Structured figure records
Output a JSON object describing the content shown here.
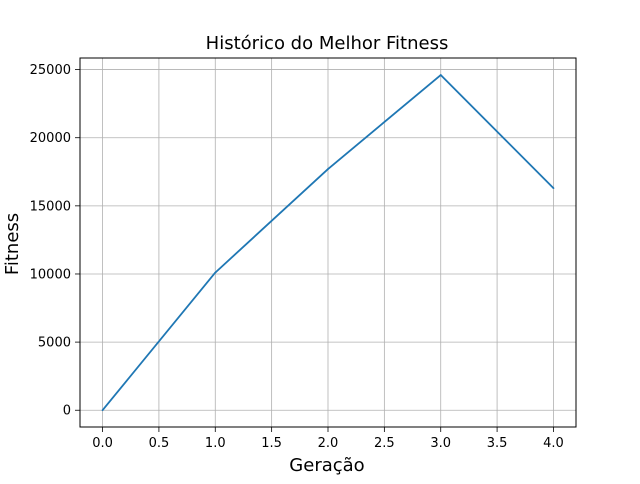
{
  "chart_data": {
    "type": "line",
    "title": "Histórico do Melhor Fitness",
    "xlabel": "Geração",
    "ylabel": "Fitness",
    "xlim": [
      -0.2,
      4.2
    ],
    "ylim": [
      -1230,
      25850
    ],
    "xticks": [
      0.0,
      0.5,
      1.0,
      1.5,
      2.0,
      2.5,
      3.0,
      3.5,
      4.0
    ],
    "xtick_labels": [
      "0.0",
      "0.5",
      "1.0",
      "1.5",
      "2.0",
      "2.5",
      "3.0",
      "3.5",
      "4.0"
    ],
    "yticks": [
      0,
      5000,
      10000,
      15000,
      20000,
      25000
    ],
    "ytick_labels": [
      "0",
      "5000",
      "10000",
      "15000",
      "20000",
      "25000"
    ],
    "grid": true,
    "series": [
      {
        "x": [
          0,
          1,
          2,
          3,
          4
        ],
        "y": [
          0,
          10100,
          17700,
          24600,
          16300
        ],
        "color": "#1f77b4"
      }
    ]
  }
}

_JOB_.
Produce an exact copy of each line of data, skipping embedded images.

_ANSWER TO THIS EXERCISE_.
Output a JSON object describing the content shown here.
{
  "chart_data": {
    "type": "line",
    "title": "Histórico do Melhor Fitness",
    "xlabel": "Geração",
    "ylabel": "Fitness",
    "xlim": [
      -0.2,
      4.2
    ],
    "ylim": [
      -1230,
      25850
    ],
    "xticks": [
      0.0,
      0.5,
      1.0,
      1.5,
      2.0,
      2.5,
      3.0,
      3.5,
      4.0
    ],
    "xtick_labels": [
      "0.0",
      "0.5",
      "1.0",
      "1.5",
      "2.0",
      "2.5",
      "3.0",
      "3.5",
      "4.0"
    ],
    "yticks": [
      0,
      5000,
      10000,
      15000,
      20000,
      25000
    ],
    "ytick_labels": [
      "0",
      "5000",
      "10000",
      "15000",
      "20000",
      "25000"
    ],
    "grid": true,
    "series": [
      {
        "x": [
          0,
          1,
          2,
          3,
          4
        ],
        "y": [
          0,
          10100,
          17700,
          24600,
          16300
        ],
        "color": "#1f77b4"
      }
    ]
  }
}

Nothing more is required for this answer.